WRITTEN EXERCISE:
Write each line out again exactly as written.

Extracts from a graphics dataset:
--- BEGIN ---

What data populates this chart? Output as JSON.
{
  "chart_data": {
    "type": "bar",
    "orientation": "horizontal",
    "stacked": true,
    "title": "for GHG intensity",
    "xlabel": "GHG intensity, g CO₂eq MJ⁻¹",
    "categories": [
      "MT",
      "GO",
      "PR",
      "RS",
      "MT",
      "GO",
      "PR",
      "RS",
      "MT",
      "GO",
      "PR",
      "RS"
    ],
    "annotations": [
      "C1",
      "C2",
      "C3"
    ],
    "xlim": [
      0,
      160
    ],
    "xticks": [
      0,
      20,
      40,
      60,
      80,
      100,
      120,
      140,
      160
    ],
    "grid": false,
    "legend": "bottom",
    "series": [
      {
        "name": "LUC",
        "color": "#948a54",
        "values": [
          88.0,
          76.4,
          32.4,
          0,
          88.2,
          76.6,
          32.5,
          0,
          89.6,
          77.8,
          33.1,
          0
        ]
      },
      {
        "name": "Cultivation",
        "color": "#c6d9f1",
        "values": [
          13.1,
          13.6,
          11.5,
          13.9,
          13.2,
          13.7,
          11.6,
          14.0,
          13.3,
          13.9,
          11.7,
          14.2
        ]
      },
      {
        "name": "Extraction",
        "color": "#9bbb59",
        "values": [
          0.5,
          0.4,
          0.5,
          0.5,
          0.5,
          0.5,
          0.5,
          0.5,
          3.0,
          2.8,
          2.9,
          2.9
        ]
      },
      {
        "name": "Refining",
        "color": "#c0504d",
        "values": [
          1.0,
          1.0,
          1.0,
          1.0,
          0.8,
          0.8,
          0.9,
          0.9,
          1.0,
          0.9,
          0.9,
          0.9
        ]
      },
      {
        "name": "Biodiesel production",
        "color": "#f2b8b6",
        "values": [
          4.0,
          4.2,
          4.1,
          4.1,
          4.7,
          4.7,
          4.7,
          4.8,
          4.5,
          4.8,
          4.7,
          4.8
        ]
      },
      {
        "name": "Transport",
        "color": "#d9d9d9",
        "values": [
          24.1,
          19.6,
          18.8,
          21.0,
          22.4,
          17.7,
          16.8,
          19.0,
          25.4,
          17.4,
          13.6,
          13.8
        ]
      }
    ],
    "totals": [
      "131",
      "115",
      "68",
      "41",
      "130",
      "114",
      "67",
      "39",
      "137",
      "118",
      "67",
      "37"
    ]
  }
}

--- END ---

REPLY TO THE EXERCISE:
What data populates this chart? Output as JSON.
{
  "chart_data": {
    "type": "bar",
    "orientation": "horizontal",
    "stacked": true,
    "title": "for GHG intensity",
    "xlabel": "GHG intensity, g CO₂eq MJ⁻¹",
    "categories": [
      "MT",
      "GO",
      "PR",
      "RS",
      "MT",
      "GO",
      "PR",
      "RS",
      "MT",
      "GO",
      "PR",
      "RS"
    ],
    "annotations": [
      "C1",
      "C2",
      "C3"
    ],
    "xlim": [
      0,
      160
    ],
    "xticks": [
      0,
      20,
      40,
      60,
      80,
      100,
      120,
      140,
      160
    ],
    "grid": false,
    "legend": "bottom",
    "series": [
      {
        "name": "LUC",
        "color": "#948a54",
        "values": [
          88.0,
          76.4,
          32.4,
          0,
          88.2,
          76.6,
          32.5,
          0,
          89.6,
          77.8,
          33.1,
          0
        ]
      },
      {
        "name": "Cultivation",
        "color": "#c6d9f1",
        "values": [
          13.1,
          13.6,
          11.5,
          13.9,
          13.2,
          13.7,
          11.6,
          14.0,
          13.3,
          13.9,
          11.7,
          14.2
        ]
      },
      {
        "name": "Extraction",
        "color": "#9bbb59",
        "values": [
          0.5,
          0.4,
          0.5,
          0.5,
          0.5,
          0.5,
          0.5,
          0.5,
          3.0,
          2.8,
          2.9,
          2.9
        ]
      },
      {
        "name": "Refining",
        "color": "#c0504d",
        "values": [
          1.0,
          1.0,
          1.0,
          1.0,
          0.8,
          0.8,
          0.9,
          0.9,
          1.0,
          0.9,
          0.9,
          0.9
        ]
      },
      {
        "name": "Biodiesel production",
        "color": "#f2b8b6",
        "values": [
          4.0,
          4.2,
          4.1,
          4.1,
          4.7,
          4.7,
          4.7,
          4.8,
          4.5,
          4.8,
          4.7,
          4.8
        ]
      },
      {
        "name": "Transport",
        "color": "#d9d9d9",
        "values": [
          24.1,
          19.6,
          18.8,
          21.0,
          22.4,
          17.7,
          16.8,
          19.0,
          25.4,
          17.4,
          13.6,
          13.8
        ]
      }
    ],
    "totals": [
      "131",
      "115",
      "68",
      "41",
      "130",
      "114",
      "67",
      "39",
      "137",
      "118",
      "67",
      "37"
    ]
  }
}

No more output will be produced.